REQUIRED WORK — Look through the material below and count the lines with the string "pterygoid". Report only the count.
[start]
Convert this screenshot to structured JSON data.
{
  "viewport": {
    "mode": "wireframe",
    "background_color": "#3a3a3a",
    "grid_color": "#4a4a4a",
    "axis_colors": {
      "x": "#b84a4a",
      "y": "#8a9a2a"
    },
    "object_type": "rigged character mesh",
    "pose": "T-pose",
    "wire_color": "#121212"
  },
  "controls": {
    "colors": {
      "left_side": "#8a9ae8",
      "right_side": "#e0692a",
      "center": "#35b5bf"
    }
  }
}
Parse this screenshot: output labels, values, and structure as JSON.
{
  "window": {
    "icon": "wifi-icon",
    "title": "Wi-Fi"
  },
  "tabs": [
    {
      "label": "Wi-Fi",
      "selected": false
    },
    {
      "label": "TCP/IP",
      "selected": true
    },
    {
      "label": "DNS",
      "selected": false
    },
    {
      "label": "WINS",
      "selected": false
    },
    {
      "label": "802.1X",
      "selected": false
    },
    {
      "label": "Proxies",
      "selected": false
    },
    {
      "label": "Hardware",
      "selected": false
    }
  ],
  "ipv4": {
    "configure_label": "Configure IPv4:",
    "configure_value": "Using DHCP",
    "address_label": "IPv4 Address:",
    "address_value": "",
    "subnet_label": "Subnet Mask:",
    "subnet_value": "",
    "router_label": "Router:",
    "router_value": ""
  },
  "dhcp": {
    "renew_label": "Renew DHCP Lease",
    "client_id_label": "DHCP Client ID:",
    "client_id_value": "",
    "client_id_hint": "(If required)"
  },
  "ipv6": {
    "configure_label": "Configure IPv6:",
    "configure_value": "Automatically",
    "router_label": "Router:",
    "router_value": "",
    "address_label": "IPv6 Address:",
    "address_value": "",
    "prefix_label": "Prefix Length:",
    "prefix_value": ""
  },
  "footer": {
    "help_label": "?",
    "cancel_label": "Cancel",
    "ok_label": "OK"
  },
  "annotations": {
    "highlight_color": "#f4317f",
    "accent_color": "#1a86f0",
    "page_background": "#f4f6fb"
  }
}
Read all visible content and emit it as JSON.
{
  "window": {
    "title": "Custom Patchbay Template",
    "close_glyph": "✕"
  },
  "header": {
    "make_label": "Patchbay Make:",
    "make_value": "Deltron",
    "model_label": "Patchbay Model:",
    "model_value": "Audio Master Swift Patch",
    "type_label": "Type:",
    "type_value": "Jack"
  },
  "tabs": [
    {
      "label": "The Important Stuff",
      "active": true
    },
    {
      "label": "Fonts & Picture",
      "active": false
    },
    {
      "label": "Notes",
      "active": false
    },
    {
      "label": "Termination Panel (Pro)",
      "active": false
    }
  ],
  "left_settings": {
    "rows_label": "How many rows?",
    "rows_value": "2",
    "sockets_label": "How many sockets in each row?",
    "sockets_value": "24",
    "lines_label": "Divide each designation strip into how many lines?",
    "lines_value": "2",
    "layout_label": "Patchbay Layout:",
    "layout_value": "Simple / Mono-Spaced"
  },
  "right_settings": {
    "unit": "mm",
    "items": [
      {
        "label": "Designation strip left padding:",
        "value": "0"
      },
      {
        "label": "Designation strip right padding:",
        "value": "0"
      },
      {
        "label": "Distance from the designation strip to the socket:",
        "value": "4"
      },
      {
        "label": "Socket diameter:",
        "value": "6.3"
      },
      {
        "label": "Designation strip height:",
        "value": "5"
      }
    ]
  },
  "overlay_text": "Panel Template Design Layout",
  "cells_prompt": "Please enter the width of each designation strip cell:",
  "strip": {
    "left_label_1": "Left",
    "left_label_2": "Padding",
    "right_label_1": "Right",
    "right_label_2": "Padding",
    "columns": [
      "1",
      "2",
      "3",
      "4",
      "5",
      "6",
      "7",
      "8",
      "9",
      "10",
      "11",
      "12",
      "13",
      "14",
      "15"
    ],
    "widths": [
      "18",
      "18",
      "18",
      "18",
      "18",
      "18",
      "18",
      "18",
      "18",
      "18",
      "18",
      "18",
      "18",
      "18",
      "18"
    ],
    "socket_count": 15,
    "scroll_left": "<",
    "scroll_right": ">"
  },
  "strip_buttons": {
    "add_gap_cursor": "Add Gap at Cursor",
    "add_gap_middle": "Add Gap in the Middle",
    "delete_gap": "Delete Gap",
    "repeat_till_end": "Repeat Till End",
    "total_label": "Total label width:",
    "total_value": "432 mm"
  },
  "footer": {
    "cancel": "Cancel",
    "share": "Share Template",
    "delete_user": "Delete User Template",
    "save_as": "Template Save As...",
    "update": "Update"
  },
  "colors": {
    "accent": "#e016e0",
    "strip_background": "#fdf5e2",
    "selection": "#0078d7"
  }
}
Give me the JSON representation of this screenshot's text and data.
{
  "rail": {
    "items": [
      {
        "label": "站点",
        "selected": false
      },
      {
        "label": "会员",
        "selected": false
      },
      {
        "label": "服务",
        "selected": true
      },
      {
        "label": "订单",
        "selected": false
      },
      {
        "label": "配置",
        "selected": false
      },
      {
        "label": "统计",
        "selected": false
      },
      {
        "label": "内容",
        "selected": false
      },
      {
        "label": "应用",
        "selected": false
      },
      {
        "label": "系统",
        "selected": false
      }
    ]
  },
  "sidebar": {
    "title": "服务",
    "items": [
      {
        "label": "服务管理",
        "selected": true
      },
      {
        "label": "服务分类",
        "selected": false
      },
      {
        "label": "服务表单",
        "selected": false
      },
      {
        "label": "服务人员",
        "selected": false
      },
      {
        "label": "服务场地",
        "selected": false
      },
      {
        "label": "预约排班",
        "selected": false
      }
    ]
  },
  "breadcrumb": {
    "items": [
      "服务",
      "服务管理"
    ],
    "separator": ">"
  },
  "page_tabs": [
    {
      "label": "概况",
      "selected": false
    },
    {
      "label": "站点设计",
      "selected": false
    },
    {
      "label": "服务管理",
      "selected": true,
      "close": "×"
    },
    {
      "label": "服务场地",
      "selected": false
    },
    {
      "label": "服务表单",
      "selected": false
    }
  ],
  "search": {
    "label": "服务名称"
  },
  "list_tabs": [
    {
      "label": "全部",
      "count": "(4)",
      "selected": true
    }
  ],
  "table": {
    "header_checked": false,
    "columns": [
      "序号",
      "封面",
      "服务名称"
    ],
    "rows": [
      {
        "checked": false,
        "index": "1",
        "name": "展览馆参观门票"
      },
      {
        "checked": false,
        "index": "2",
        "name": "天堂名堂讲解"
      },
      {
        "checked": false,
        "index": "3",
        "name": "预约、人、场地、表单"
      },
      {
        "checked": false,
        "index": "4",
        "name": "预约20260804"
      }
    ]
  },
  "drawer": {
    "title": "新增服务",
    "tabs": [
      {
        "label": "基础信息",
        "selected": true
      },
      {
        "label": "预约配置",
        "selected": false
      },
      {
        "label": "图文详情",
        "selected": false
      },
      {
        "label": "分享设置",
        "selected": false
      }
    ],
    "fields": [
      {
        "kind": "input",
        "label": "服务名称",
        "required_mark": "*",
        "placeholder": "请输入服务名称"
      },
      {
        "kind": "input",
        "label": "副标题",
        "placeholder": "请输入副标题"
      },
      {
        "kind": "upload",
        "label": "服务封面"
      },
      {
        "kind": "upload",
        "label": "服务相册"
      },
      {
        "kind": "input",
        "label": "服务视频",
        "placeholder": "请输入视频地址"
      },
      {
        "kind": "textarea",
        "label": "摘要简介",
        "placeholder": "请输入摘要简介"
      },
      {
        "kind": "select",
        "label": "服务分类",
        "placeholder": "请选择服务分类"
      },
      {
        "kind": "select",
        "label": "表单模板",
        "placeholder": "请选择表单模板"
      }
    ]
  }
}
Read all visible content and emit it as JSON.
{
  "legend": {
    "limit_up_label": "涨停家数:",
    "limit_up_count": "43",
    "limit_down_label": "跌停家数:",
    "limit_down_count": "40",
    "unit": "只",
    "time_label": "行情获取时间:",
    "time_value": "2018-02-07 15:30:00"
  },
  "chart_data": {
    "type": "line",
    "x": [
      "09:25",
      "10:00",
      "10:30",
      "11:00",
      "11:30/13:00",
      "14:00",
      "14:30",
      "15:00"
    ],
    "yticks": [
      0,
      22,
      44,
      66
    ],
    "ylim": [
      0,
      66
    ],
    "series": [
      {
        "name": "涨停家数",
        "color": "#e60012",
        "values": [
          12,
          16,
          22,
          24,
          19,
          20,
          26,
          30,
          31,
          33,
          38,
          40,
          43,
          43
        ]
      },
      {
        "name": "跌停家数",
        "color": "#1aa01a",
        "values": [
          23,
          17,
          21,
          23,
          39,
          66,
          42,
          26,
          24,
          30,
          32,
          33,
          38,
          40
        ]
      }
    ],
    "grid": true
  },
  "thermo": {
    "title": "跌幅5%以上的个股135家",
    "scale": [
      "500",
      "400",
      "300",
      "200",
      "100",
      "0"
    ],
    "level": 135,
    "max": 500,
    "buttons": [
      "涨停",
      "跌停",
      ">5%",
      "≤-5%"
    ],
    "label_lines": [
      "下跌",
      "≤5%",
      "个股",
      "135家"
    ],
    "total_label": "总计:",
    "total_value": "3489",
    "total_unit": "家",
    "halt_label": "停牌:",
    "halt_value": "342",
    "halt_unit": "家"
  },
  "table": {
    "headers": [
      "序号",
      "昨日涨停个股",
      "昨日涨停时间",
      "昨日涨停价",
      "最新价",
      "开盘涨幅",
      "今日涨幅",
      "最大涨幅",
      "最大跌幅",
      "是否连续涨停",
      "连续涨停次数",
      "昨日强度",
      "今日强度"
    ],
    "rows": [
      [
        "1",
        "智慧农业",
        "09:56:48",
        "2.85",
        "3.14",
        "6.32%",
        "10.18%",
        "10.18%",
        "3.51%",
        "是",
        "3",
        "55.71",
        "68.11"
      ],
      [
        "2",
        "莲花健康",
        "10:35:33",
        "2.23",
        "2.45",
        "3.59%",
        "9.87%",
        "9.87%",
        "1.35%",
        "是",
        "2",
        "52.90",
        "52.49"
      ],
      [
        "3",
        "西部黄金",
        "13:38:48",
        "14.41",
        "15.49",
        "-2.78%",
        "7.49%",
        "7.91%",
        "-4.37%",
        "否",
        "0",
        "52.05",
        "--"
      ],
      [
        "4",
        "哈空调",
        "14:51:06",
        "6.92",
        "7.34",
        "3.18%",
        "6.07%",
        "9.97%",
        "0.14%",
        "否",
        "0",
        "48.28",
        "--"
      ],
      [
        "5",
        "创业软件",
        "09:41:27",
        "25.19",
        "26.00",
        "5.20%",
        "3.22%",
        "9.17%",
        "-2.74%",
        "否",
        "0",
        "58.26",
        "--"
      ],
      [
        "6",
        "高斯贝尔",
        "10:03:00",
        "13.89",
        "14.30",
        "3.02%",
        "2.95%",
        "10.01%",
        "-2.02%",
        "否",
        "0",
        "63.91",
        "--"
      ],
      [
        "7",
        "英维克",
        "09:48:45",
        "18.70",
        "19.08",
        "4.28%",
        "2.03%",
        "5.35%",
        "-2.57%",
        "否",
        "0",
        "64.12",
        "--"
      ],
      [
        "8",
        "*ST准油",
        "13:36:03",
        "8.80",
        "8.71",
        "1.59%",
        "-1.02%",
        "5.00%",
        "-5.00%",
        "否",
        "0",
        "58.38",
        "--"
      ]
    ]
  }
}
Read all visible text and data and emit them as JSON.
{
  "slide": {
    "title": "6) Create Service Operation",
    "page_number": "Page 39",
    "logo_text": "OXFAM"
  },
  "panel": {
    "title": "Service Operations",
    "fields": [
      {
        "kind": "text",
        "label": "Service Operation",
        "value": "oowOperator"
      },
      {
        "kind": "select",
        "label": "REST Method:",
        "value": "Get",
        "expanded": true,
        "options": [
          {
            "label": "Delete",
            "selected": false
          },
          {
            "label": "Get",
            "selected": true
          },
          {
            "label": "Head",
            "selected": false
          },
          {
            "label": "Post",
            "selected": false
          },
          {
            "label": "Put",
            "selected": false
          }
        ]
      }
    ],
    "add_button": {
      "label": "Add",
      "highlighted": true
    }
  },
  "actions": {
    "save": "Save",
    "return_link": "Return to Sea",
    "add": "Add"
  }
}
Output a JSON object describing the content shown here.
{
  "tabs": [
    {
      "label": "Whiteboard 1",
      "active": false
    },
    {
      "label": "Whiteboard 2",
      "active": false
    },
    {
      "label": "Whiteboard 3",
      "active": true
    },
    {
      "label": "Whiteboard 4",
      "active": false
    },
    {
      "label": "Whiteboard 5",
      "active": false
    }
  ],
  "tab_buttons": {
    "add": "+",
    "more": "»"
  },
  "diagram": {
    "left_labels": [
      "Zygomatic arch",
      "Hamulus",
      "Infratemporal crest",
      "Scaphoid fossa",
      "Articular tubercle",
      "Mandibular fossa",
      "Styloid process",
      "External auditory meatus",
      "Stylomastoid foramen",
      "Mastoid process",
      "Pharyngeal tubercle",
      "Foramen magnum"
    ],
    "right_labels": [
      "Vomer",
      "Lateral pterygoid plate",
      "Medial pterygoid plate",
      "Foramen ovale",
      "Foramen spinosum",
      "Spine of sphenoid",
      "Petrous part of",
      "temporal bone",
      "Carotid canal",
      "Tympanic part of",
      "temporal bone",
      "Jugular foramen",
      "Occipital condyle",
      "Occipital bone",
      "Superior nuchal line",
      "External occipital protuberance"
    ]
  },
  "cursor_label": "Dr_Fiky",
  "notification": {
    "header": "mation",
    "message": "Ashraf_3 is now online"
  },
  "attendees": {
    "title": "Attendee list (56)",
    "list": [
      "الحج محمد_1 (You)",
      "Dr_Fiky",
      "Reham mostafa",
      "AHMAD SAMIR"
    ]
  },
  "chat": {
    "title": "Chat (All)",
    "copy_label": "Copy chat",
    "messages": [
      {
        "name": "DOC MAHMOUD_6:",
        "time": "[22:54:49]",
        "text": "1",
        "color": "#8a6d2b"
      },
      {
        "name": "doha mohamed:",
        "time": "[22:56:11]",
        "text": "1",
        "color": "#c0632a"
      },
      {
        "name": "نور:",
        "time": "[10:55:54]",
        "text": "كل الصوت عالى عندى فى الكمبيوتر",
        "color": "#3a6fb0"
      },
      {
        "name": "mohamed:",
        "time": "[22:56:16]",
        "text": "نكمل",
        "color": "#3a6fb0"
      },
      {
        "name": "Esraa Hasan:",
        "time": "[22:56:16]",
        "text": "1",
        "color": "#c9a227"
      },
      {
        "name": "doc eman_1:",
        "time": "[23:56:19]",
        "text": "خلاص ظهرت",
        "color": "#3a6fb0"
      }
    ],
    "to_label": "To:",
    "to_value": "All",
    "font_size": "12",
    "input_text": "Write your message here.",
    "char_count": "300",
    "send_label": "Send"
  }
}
[end]
FINISHED EXERCISE — 2